* **Directions**: Take every line from the listing below that contains "JSON".

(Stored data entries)
──────
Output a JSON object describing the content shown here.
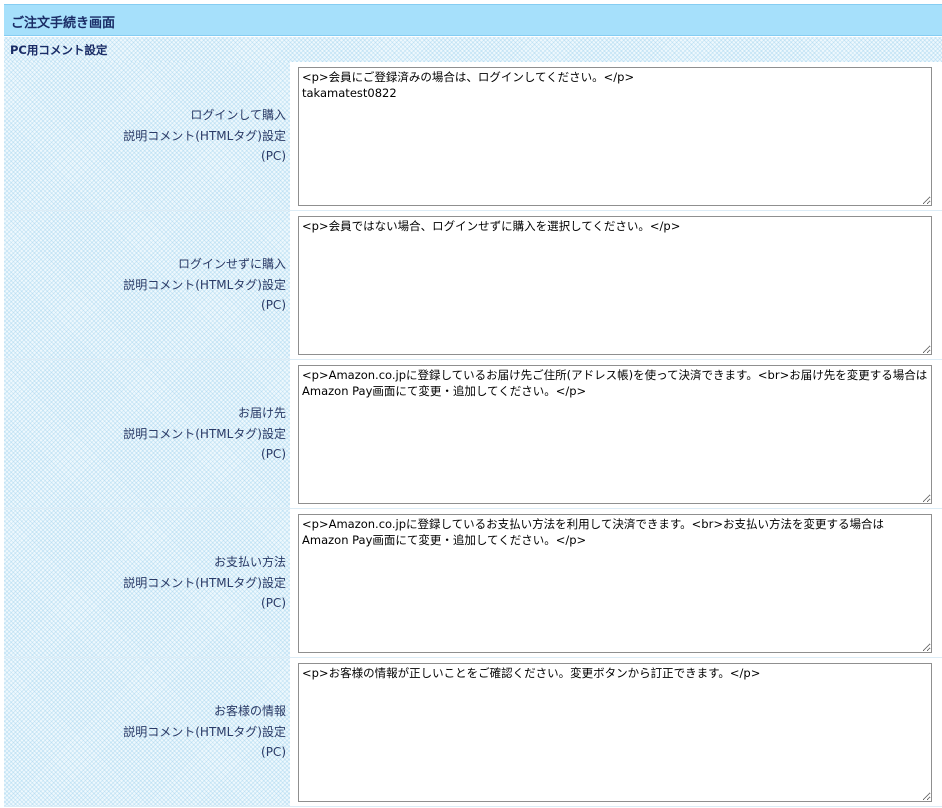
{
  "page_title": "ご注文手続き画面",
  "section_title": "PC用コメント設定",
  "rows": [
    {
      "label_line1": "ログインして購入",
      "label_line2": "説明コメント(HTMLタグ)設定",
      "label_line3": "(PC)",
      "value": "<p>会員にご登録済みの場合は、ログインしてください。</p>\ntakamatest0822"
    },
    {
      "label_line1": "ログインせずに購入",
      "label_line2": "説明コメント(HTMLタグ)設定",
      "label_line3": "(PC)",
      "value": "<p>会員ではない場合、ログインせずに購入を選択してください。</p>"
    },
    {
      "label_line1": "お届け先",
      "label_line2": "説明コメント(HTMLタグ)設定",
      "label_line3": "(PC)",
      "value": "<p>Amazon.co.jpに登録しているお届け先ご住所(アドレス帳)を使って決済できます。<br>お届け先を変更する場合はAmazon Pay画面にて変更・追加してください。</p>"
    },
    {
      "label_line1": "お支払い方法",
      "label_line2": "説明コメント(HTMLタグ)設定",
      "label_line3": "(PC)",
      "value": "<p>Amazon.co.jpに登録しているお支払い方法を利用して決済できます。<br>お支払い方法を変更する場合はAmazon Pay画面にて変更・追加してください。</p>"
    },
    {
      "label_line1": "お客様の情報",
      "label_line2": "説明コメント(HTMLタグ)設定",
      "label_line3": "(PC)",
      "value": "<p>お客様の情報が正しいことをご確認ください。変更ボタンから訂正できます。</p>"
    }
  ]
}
──────
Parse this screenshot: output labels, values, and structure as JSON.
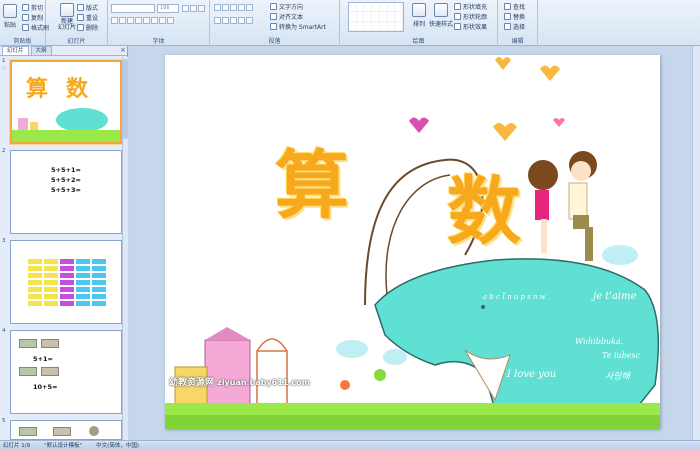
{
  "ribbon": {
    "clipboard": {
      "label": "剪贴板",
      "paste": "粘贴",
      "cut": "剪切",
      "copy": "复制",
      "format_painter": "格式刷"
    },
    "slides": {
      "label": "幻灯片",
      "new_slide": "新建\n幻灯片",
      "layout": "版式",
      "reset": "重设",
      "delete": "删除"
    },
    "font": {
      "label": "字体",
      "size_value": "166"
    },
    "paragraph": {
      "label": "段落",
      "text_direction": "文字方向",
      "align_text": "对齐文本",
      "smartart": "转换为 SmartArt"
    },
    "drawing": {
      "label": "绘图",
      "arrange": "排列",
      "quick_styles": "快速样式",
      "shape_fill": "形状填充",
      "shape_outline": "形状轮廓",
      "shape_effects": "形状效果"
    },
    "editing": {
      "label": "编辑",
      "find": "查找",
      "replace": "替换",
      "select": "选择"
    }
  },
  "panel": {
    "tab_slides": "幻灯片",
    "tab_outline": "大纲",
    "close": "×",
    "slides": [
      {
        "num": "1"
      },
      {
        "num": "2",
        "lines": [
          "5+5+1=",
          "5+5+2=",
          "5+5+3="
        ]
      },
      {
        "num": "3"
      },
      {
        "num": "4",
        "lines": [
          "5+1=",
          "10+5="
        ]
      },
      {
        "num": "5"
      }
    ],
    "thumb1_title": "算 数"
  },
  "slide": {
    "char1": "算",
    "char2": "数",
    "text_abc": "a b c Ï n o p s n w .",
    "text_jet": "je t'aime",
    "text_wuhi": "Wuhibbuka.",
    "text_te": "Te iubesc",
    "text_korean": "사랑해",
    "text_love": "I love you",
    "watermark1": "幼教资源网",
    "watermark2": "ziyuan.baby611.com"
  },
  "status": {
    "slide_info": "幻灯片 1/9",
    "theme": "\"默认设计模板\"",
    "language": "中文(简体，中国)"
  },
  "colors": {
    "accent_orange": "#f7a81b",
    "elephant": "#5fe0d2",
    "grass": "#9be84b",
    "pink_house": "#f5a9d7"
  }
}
──────
* **Result of the exercise**:
Output a JSON object describing the content shown here.
Parse this screenshot: output labels, values, and structure as JSON.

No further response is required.